§ **Excerpt from a dataset**
_ _ _ _

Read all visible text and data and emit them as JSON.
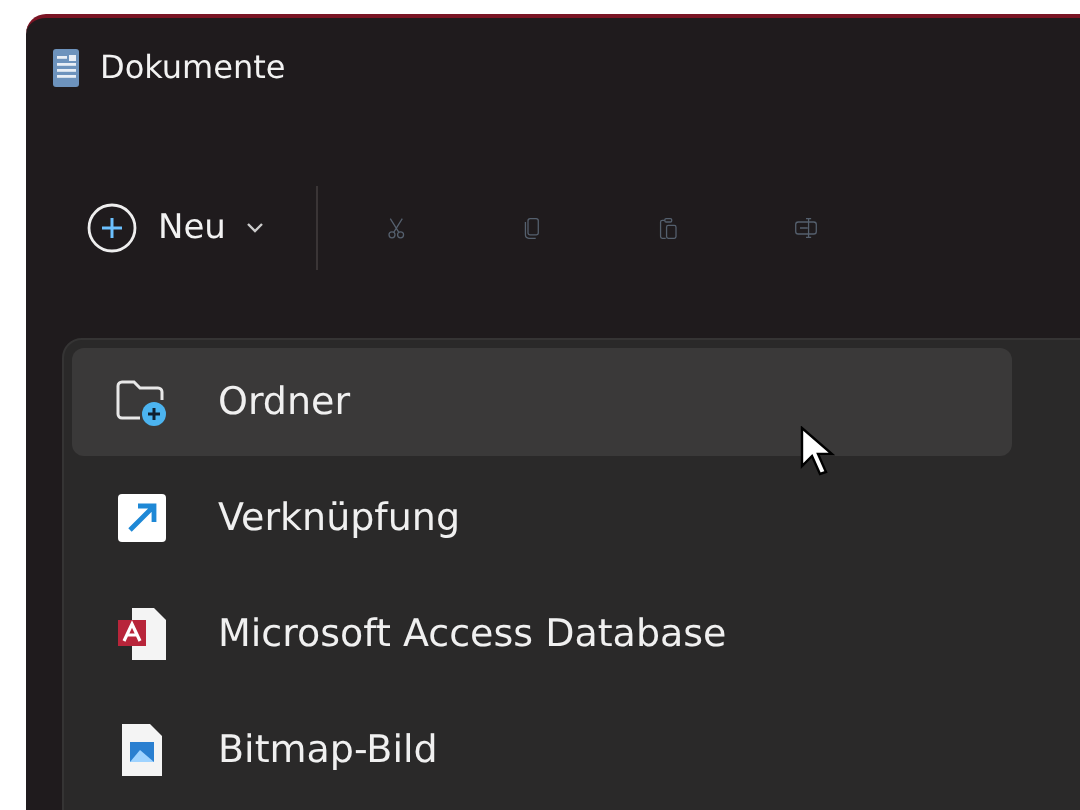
{
  "window": {
    "title": "Dokumente"
  },
  "toolbar": {
    "new_button": {
      "label": "Neu"
    },
    "tools": [
      {
        "kind": "cut",
        "disabled": true
      },
      {
        "kind": "copy",
        "disabled": true
      },
      {
        "kind": "paste",
        "disabled": true
      },
      {
        "kind": "rename",
        "disabled": true
      }
    ]
  },
  "new_menu": {
    "items": [
      {
        "kind": "folder",
        "label": "Ordner",
        "selected": true
      },
      {
        "kind": "shortcut",
        "label": "Verknüpfung",
        "selected": false
      },
      {
        "kind": "access",
        "label": "Microsoft Access Database",
        "selected": false
      },
      {
        "kind": "bitmap",
        "label": "Bitmap-Bild",
        "selected": false
      }
    ]
  }
}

_ _ _ _

§ **Problem requirements**
Pictures are not part of the copy; reproduce everything else in the records exactly.

§ **Solution for this exercise**
Read all visible text and data and emit them as JSON.
{
  "window": {
    "title": "Dokumente"
  },
  "toolbar": {
    "new_button": {
      "label": "Neu"
    },
    "tools": [
      {
        "kind": "cut",
        "disabled": true
      },
      {
        "kind": "copy",
        "disabled": true
      },
      {
        "kind": "paste",
        "disabled": true
      },
      {
        "kind": "rename",
        "disabled": true
      }
    ]
  },
  "new_menu": {
    "items": [
      {
        "kind": "folder",
        "label": "Ordner",
        "selected": true
      },
      {
        "kind": "shortcut",
        "label": "Verknüpfung",
        "selected": false
      },
      {
        "kind": "access",
        "label": "Microsoft Access Database",
        "selected": false
      },
      {
        "kind": "bitmap",
        "label": "Bitmap-Bild",
        "selected": false
      }
    ]
  }
}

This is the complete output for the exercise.